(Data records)

start

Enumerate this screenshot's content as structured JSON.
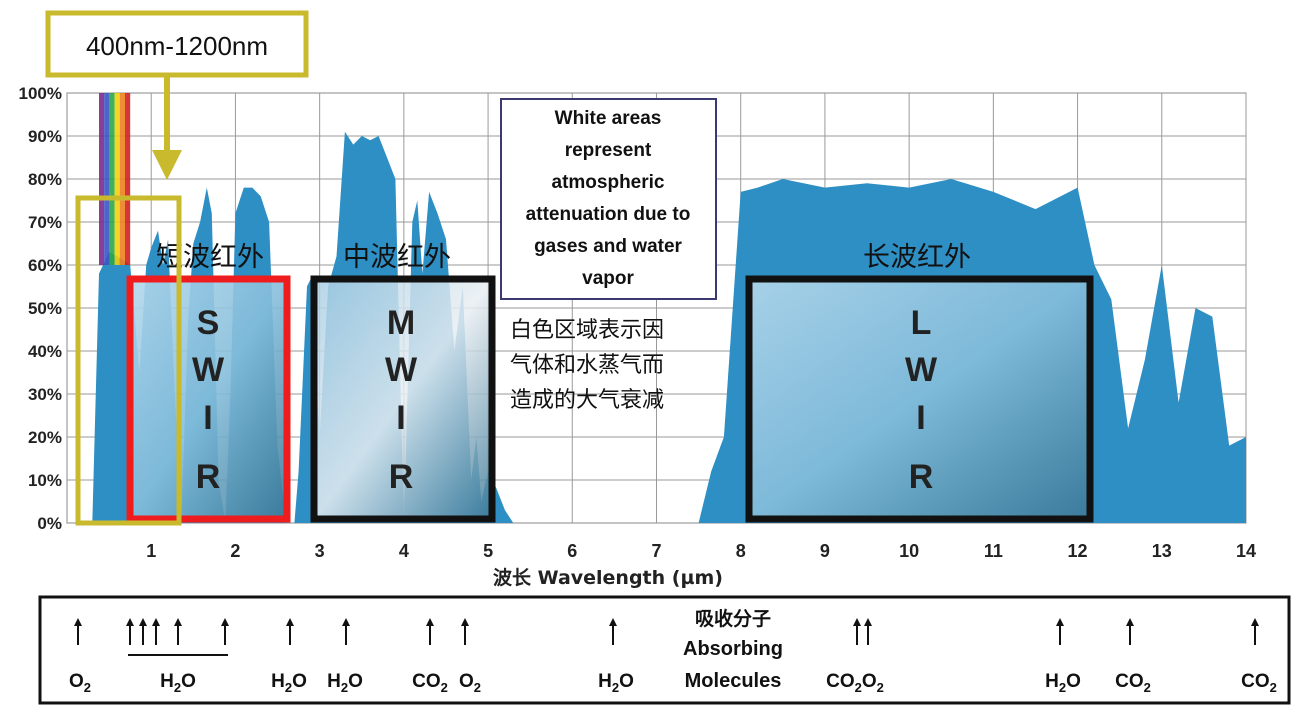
{
  "chart_data": {
    "type": "area",
    "xlabel": "波长 Wavelength (µm)",
    "xlim": [
      0,
      14
    ],
    "ylim": [
      0,
      100
    ],
    "x_ticks": [
      "1",
      "2",
      "3",
      "4",
      "5",
      "6",
      "7",
      "8",
      "9",
      "10",
      "11",
      "12",
      "13",
      "14"
    ],
    "y_ticks": [
      "0%",
      "10%",
      "20%",
      "30%",
      "40%",
      "50%",
      "60%",
      "70%",
      "80%",
      "90%",
      "100%"
    ],
    "grid": true,
    "colors": {
      "transmission": "#2e8fc4",
      "swir_box": "#ee1c1c",
      "range_box": "#c9b92c",
      "frame": "#111111",
      "visible_stripes": [
        "#7a2a8c",
        "#3a55c8",
        "#2aa84a",
        "#f0d010",
        "#f08020",
        "#d02020"
      ]
    },
    "series": [
      {
        "x": [
          0.3,
          0.38,
          0.5,
          0.6,
          0.75,
          0.86,
          0.94,
          1.0,
          1.08,
          1.14,
          1.2,
          1.28,
          1.36,
          1.44,
          1.5,
          1.58,
          1.66,
          1.72,
          1.8,
          1.88,
          1.94,
          2.0,
          2.1,
          2.2,
          2.3,
          2.4,
          2.5,
          2.6,
          2.7,
          2.75,
          2.85,
          2.9,
          3.0,
          3.1,
          3.2,
          3.3,
          3.4,
          3.5,
          3.6,
          3.7,
          3.8,
          3.9,
          4.0,
          4.1,
          4.16,
          4.22,
          4.3,
          4.4,
          4.5,
          4.6,
          4.7,
          4.8,
          4.86,
          4.92,
          5.0,
          5.1,
          5.2,
          5.3,
          5.4,
          5.5,
          7.5,
          7.65,
          7.8,
          8.0,
          8.2,
          8.5,
          9.0,
          9.5,
          10.0,
          10.5,
          11.0,
          11.5,
          12.0,
          12.2,
          12.4,
          12.6,
          12.8,
          13.0,
          13.2,
          13.4,
          13.6,
          13.8,
          14.0
        ],
        "values": [
          0,
          58,
          63,
          62,
          60,
          35,
          60,
          64,
          68,
          60,
          66,
          30,
          2,
          48,
          65,
          70,
          78,
          72,
          10,
          0,
          30,
          72,
          78,
          78,
          76,
          70,
          18,
          0,
          0,
          12,
          55,
          57,
          20,
          55,
          62,
          91,
          88,
          90,
          89,
          90,
          85,
          80,
          0,
          70,
          75,
          58,
          77,
          72,
          66,
          40,
          55,
          10,
          20,
          5,
          12,
          8,
          3,
          0,
          0,
          0,
          0,
          12,
          20,
          77,
          78,
          80,
          78,
          79,
          78,
          80,
          77,
          73,
          78,
          60,
          52,
          22,
          38,
          60,
          28,
          50,
          48,
          18,
          20
        ]
      }
    ],
    "annotations": {
      "range_label": "400nm-1200nm",
      "bands": [
        {
          "zh": "短波红外",
          "letters": [
            "S",
            "W",
            "I",
            "R"
          ]
        },
        {
          "zh": "中波红外",
          "letters": [
            "M",
            "W",
            "I",
            "R"
          ]
        },
        {
          "zh": "长波红外",
          "letters": [
            "L",
            "W",
            "I",
            "R"
          ]
        }
      ],
      "note_en": [
        "White areas",
        "represent",
        "atmospheric",
        "attenuation due to",
        "gases and water",
        "vapor"
      ],
      "note_zh": [
        "白色区域表示因",
        "气体和水蒸气而",
        "造成的大气衰减"
      ]
    },
    "absorbing_molecules": {
      "title_zh": "吸收分子",
      "title_en": [
        "Absorbing",
        "Molecules"
      ],
      "labels": [
        {
          "base": "O",
          "sub": "2"
        },
        {
          "base": "H",
          "sub": "2",
          "tail": "O"
        },
        {
          "base": "H",
          "sub": "2",
          "tail": "O"
        },
        {
          "base": "H",
          "sub": "2",
          "tail": "O"
        },
        {
          "base": "CO",
          "sub": "2"
        },
        {
          "base": "O",
          "sub": "2"
        },
        {
          "base": "H",
          "sub": "2",
          "tail": "O"
        },
        {
          "base": "CO",
          "sub": "2",
          "tail": "O",
          "tail_sub": "2"
        },
        {
          "base": "H",
          "sub": "2",
          "tail": "O"
        },
        {
          "base": "CO",
          "sub": "2"
        },
        {
          "base": "CO",
          "sub": "2"
        }
      ]
    }
  }
}
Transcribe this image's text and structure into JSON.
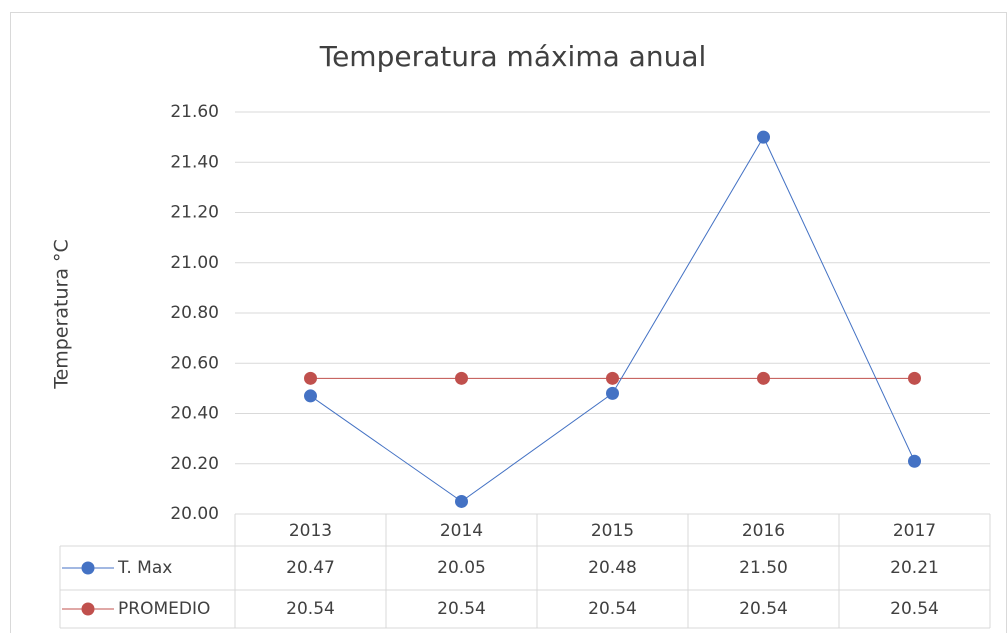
{
  "chart_data": {
    "type": "line",
    "title": "Temperatura máxima anual",
    "y_label": "Temperatura °C",
    "categories": [
      "2013",
      "2014",
      "2015",
      "2016",
      "2017"
    ],
    "series": [
      {
        "name": "T. Max",
        "color": "#4472c4",
        "values": [
          20.47,
          20.05,
          20.48,
          21.5,
          20.21
        ],
        "value_labels": [
          "20.47",
          "20.05",
          "20.48",
          "21.50",
          "20.21"
        ]
      },
      {
        "name": "PROMEDIO",
        "color": "#c0504d",
        "values": [
          20.54,
          20.54,
          20.54,
          20.54,
          20.54
        ],
        "value_labels": [
          "20.54",
          "20.54",
          "20.54",
          "20.54",
          "20.54"
        ]
      }
    ],
    "ylim": [
      20,
      21.6
    ],
    "yticks": [
      {
        "value": 20,
        "label": "20.00"
      },
      {
        "value": 20.2,
        "label": "20.20"
      },
      {
        "value": 20.4,
        "label": "20.40"
      },
      {
        "value": 20.6,
        "label": "20.60"
      },
      {
        "value": 20.8,
        "label": "20.80"
      },
      {
        "value": 21,
        "label": "21.00"
      },
      {
        "value": 21.2,
        "label": "21.20"
      },
      {
        "value": 21.4,
        "label": "21.40"
      },
      {
        "value": 21.6,
        "label": "21.60"
      }
    ],
    "grid": true,
    "data_table": true
  }
}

end

-- Your objective --
Return the listing above unchanged, apart from dropping its pictures.

-- Correct response --
Enumerate this screenshot's content as structured JSON.
{
  "chart_data": {
    "type": "area",
    "xlabel": "波长 Wavelength (µm)",
    "xlim": [
      0,
      14
    ],
    "ylim": [
      0,
      100
    ],
    "x_ticks": [
      "1",
      "2",
      "3",
      "4",
      "5",
      "6",
      "7",
      "8",
      "9",
      "10",
      "11",
      "12",
      "13",
      "14"
    ],
    "y_ticks": [
      "0%",
      "10%",
      "20%",
      "30%",
      "40%",
      "50%",
      "60%",
      "70%",
      "80%",
      "90%",
      "100%"
    ],
    "grid": true,
    "colors": {
      "transmission": "#2e8fc4",
      "swir_box": "#ee1c1c",
      "range_box": "#c9b92c",
      "frame": "#111111",
      "visible_stripes": [
        "#7a2a8c",
        "#3a55c8",
        "#2aa84a",
        "#f0d010",
        "#f08020",
        "#d02020"
      ]
    },
    "series": [
      {
        "x": [
          0.3,
          0.38,
          0.5,
          0.6,
          0.75,
          0.86,
          0.94,
          1.0,
          1.08,
          1.14,
          1.2,
          1.28,
          1.36,
          1.44,
          1.5,
          1.58,
          1.66,
          1.72,
          1.8,
          1.88,
          1.94,
          2.0,
          2.1,
          2.2,
          2.3,
          2.4,
          2.5,
          2.6,
          2.7,
          2.75,
          2.85,
          2.9,
          3.0,
          3.1,
          3.2,
          3.3,
          3.4,
          3.5,
          3.6,
          3.7,
          3.8,
          3.9,
          4.0,
          4.1,
          4.16,
          4.22,
          4.3,
          4.4,
          4.5,
          4.6,
          4.7,
          4.8,
          4.86,
          4.92,
          5.0,
          5.1,
          5.2,
          5.3,
          5.4,
          5.5,
          7.5,
          7.65,
          7.8,
          8.0,
          8.2,
          8.5,
          9.0,
          9.5,
          10.0,
          10.5,
          11.0,
          11.5,
          12.0,
          12.2,
          12.4,
          12.6,
          12.8,
          13.0,
          13.2,
          13.4,
          13.6,
          13.8,
          14.0
        ],
        "values": [
          0,
          58,
          63,
          62,
          60,
          35,
          60,
          64,
          68,
          60,
          66,
          30,
          2,
          48,
          65,
          70,
          78,
          72,
          10,
          0,
          30,
          72,
          78,
          78,
          76,
          70,
          18,
          0,
          0,
          12,
          55,
          57,
          20,
          55,
          62,
          91,
          88,
          90,
          89,
          90,
          85,
          80,
          0,
          70,
          75,
          58,
          77,
          72,
          66,
          40,
          55,
          10,
          20,
          5,
          12,
          8,
          3,
          0,
          0,
          0,
          0,
          12,
          20,
          77,
          78,
          80,
          78,
          79,
          78,
          80,
          77,
          73,
          78,
          60,
          52,
          22,
          38,
          60,
          28,
          50,
          48,
          18,
          20
        ]
      }
    ],
    "annotations": {
      "range_label": "400nm-1200nm",
      "bands": [
        {
          "zh": "短波红外",
          "letters": [
            "S",
            "W",
            "I",
            "R"
          ]
        },
        {
          "zh": "中波红外",
          "letters": [
            "M",
            "W",
            "I",
            "R"
          ]
        },
        {
          "zh": "长波红外",
          "letters": [
            "L",
            "W",
            "I",
            "R"
          ]
        }
      ],
      "note_en": [
        "White areas",
        "represent",
        "atmospheric",
        "attenuation due to",
        "gases and water",
        "vapor"
      ],
      "note_zh": [
        "白色区域表示因",
        "气体和水蒸气而",
        "造成的大气衰减"
      ]
    },
    "absorbing_molecules": {
      "title_zh": "吸收分子",
      "title_en": [
        "Absorbing",
        "Molecules"
      ],
      "labels": [
        {
          "base": "O",
          "sub": "2"
        },
        {
          "base": "H",
          "sub": "2",
          "tail": "O"
        },
        {
          "base": "H",
          "sub": "2",
          "tail": "O"
        },
        {
          "base": "H",
          "sub": "2",
          "tail": "O"
        },
        {
          "base": "CO",
          "sub": "2"
        },
        {
          "base": "O",
          "sub": "2"
        },
        {
          "base": "H",
          "sub": "2",
          "tail": "O"
        },
        {
          "base": "CO",
          "sub": "2",
          "tail": "O",
          "tail_sub": "2"
        },
        {
          "base": "H",
          "sub": "2",
          "tail": "O"
        },
        {
          "base": "CO",
          "sub": "2"
        },
        {
          "base": "CO",
          "sub": "2"
        }
      ]
    }
  }
}
Transcribe this image's text and structure into JSON.
{
  "chart_data": {
    "type": "line",
    "title": "Temperatura máxima anual",
    "y_label": "Temperatura °C",
    "categories": [
      "2013",
      "2014",
      "2015",
      "2016",
      "2017"
    ],
    "series": [
      {
        "name": "T. Max",
        "color": "#4472c4",
        "values": [
          20.47,
          20.05,
          20.48,
          21.5,
          20.21
        ],
        "value_labels": [
          "20.47",
          "20.05",
          "20.48",
          "21.50",
          "20.21"
        ]
      },
      {
        "name": "PROMEDIO",
        "color": "#c0504d",
        "values": [
          20.54,
          20.54,
          20.54,
          20.54,
          20.54
        ],
        "value_labels": [
          "20.54",
          "20.54",
          "20.54",
          "20.54",
          "20.54"
        ]
      }
    ],
    "ylim": [
      20,
      21.6
    ],
    "yticks": [
      {
        "value": 20,
        "label": "20.00"
      },
      {
        "value": 20.2,
        "label": "20.20"
      },
      {
        "value": 20.4,
        "label": "20.40"
      },
      {
        "value": 20.6,
        "label": "20.60"
      },
      {
        "value": 20.8,
        "label": "20.80"
      },
      {
        "value": 21,
        "label": "21.00"
      },
      {
        "value": 21.2,
        "label": "21.20"
      },
      {
        "value": 21.4,
        "label": "21.40"
      },
      {
        "value": 21.6,
        "label": "21.60"
      }
    ],
    "grid": true,
    "data_table": true
  }
}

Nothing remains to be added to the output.